Required work
Your task is to copy every line of the entries that holds the word "protein".

[Dataset entries]

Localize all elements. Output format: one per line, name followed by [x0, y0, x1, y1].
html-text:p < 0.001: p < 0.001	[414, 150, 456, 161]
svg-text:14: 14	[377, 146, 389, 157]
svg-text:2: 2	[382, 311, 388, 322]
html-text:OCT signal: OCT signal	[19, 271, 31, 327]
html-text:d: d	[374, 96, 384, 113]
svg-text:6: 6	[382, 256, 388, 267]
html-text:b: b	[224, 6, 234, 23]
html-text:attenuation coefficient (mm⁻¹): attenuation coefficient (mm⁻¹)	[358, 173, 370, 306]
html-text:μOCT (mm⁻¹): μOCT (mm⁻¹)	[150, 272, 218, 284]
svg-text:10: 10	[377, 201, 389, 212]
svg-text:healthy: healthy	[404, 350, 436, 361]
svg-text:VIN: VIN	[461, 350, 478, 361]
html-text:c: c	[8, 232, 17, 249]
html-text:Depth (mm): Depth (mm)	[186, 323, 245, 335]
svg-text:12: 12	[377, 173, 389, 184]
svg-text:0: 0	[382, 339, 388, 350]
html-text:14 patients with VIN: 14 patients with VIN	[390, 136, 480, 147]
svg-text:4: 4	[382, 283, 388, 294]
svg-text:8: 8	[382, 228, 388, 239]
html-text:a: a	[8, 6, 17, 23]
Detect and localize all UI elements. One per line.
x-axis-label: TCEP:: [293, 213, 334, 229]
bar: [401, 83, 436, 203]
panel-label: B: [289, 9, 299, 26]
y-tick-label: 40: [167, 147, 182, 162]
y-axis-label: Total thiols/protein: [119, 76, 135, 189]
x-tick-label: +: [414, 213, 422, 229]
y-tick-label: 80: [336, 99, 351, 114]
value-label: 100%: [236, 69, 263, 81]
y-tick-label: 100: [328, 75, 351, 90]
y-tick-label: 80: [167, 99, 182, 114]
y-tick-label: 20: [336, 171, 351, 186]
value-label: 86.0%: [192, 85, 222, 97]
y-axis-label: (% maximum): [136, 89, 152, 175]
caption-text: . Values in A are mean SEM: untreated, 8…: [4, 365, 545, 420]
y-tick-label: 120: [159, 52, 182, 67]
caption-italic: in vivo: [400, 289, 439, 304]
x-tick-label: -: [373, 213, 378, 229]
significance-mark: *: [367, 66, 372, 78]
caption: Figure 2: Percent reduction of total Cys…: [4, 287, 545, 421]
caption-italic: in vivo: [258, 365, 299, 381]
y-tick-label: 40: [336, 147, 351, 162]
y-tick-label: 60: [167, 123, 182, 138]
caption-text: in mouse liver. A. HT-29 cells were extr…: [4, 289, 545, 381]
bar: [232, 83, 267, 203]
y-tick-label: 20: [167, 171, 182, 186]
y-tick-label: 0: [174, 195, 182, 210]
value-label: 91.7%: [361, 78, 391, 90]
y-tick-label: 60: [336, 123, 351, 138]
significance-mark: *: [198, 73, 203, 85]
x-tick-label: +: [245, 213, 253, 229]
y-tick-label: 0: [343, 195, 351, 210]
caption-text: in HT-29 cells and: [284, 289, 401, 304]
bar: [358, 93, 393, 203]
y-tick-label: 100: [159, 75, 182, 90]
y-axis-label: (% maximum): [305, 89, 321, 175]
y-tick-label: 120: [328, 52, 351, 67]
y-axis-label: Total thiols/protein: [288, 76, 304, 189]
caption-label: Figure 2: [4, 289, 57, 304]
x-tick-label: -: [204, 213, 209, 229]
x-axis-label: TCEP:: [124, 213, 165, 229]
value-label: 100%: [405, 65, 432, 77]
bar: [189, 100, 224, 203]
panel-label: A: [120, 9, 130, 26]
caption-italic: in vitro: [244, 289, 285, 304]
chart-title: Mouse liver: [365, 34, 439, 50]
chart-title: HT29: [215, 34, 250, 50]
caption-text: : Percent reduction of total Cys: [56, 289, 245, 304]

* * *

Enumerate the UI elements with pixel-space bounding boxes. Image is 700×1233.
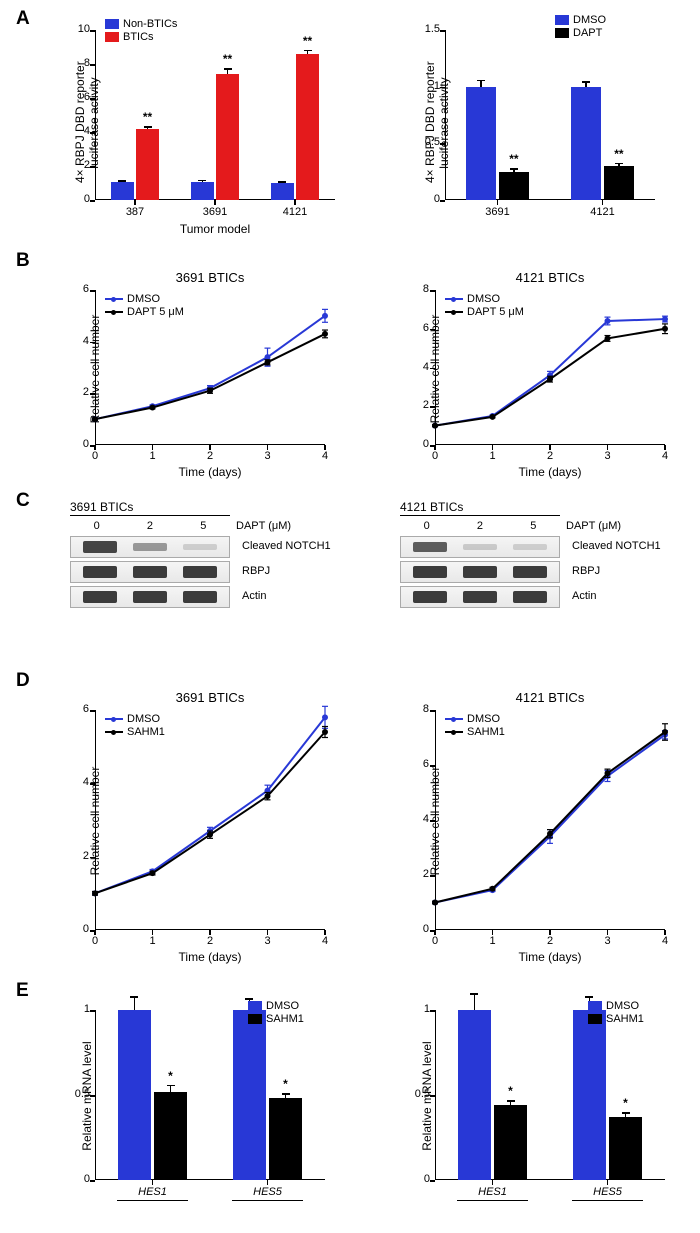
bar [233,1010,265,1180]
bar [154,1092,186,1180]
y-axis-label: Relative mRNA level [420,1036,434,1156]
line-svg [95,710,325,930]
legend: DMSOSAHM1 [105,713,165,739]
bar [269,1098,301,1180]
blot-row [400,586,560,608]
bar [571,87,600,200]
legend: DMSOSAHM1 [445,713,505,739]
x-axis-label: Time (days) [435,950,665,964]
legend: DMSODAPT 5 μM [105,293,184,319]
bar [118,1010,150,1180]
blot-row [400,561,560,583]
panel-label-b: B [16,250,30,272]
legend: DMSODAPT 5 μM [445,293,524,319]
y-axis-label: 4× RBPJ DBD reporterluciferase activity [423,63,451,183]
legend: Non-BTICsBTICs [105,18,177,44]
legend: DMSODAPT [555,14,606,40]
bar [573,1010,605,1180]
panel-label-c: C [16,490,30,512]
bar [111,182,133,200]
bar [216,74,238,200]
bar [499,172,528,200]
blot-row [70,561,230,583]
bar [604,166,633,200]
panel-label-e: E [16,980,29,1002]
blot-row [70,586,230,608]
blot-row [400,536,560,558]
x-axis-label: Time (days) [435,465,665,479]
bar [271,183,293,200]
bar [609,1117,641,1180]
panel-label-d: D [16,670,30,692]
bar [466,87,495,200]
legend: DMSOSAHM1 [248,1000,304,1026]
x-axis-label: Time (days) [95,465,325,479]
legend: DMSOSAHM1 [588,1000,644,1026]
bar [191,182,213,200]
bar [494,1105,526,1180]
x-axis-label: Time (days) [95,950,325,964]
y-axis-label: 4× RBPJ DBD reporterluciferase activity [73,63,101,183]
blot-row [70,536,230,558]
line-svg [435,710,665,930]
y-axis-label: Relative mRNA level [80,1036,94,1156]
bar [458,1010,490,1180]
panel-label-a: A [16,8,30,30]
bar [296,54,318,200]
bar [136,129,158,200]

Solution to this problem
y-axis-label: Total thiols/protein: [119, 76, 135, 189]
y-axis-label: Total thiols/protein: [288, 76, 304, 189]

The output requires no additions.